::: DATA LISTING :::
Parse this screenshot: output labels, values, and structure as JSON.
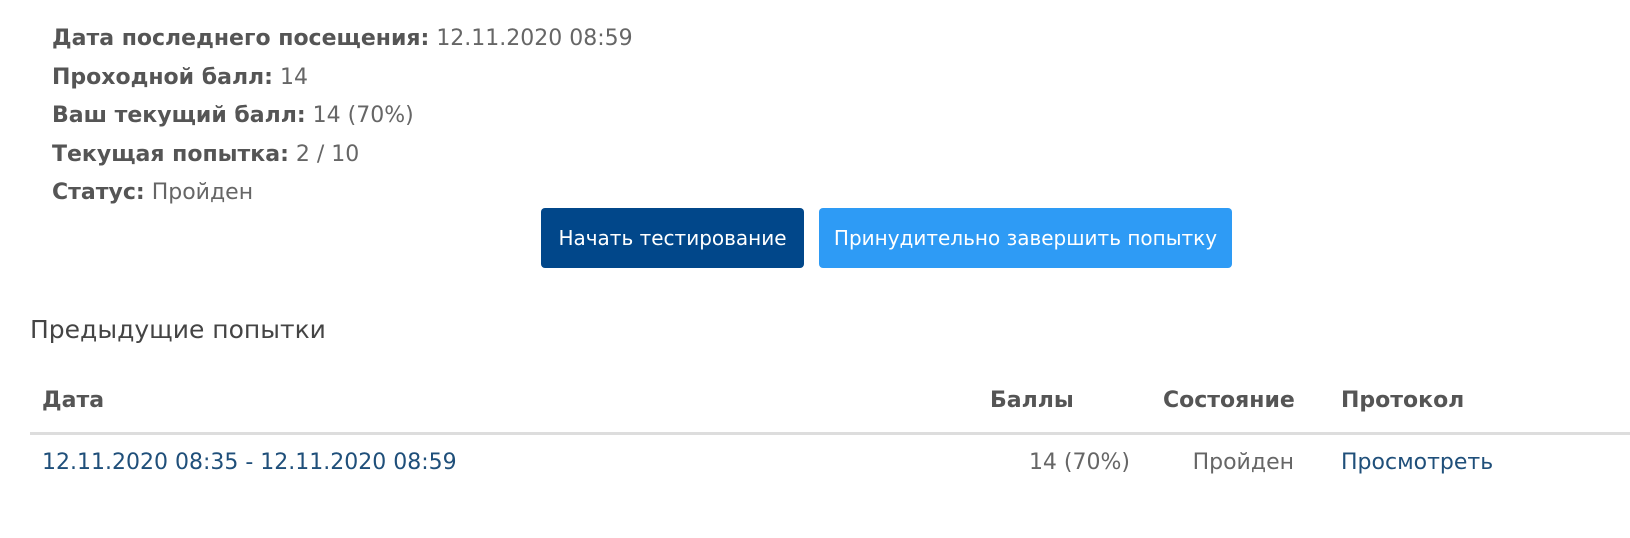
{
  "info": {
    "last_visit_label": "Дата последнего посещения:",
    "last_visit_value": "12.11.2020 08:59",
    "passing_score_label": "Проходной балл:",
    "passing_score_value": "14",
    "current_score_label": "Ваш текущий балл:",
    "current_score_value": "14 (70%)",
    "current_attempt_label": "Текущая попытка:",
    "current_attempt_value": "2 / 10",
    "status_label": "Статус:",
    "status_value": "Пройден"
  },
  "actions": {
    "start_label": "Начать тестирование",
    "force_finish_label": "Принудительно завершить попытку"
  },
  "previous_attempts": {
    "title": "Предыдущие попытки",
    "columns": {
      "date": "Дата",
      "score": "Баллы",
      "state": "Состояние",
      "protocol": "Протокол"
    },
    "rows": [
      {
        "date": "12.11.2020 08:35 - 12.11.2020 08:59",
        "score": "14 (70%)",
        "state": "Пройден",
        "protocol": "Просмотреть"
      }
    ]
  },
  "colors": {
    "primary_button": "#01478a",
    "secondary_button": "#2e9bf5",
    "link": "#1f4f7a"
  }
}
:::
**TASK:** Skip the images and write out the rest of the listing exactly.

**EXPECTED OUTPUT:**
Parse this screenshot: output labels, values, and structure as JSON.
{
  "info": {
    "last_visit_label": "Дата последнего посещения:",
    "last_visit_value": "12.11.2020 08:59",
    "passing_score_label": "Проходной балл:",
    "passing_score_value": "14",
    "current_score_label": "Ваш текущий балл:",
    "current_score_value": "14 (70%)",
    "current_attempt_label": "Текущая попытка:",
    "current_attempt_value": "2 / 10",
    "status_label": "Статус:",
    "status_value": "Пройден"
  },
  "actions": {
    "start_label": "Начать тестирование",
    "force_finish_label": "Принудительно завершить попытку"
  },
  "previous_attempts": {
    "title": "Предыдущие попытки",
    "columns": {
      "date": "Дата",
      "score": "Баллы",
      "state": "Состояние",
      "protocol": "Протокол"
    },
    "rows": [
      {
        "date": "12.11.2020 08:35 - 12.11.2020 08:59",
        "score": "14 (70%)",
        "state": "Пройден",
        "protocol": "Просмотреть"
      }
    ]
  },
  "colors": {
    "primary_button": "#01478a",
    "secondary_button": "#2e9bf5",
    "link": "#1f4f7a"
  }
}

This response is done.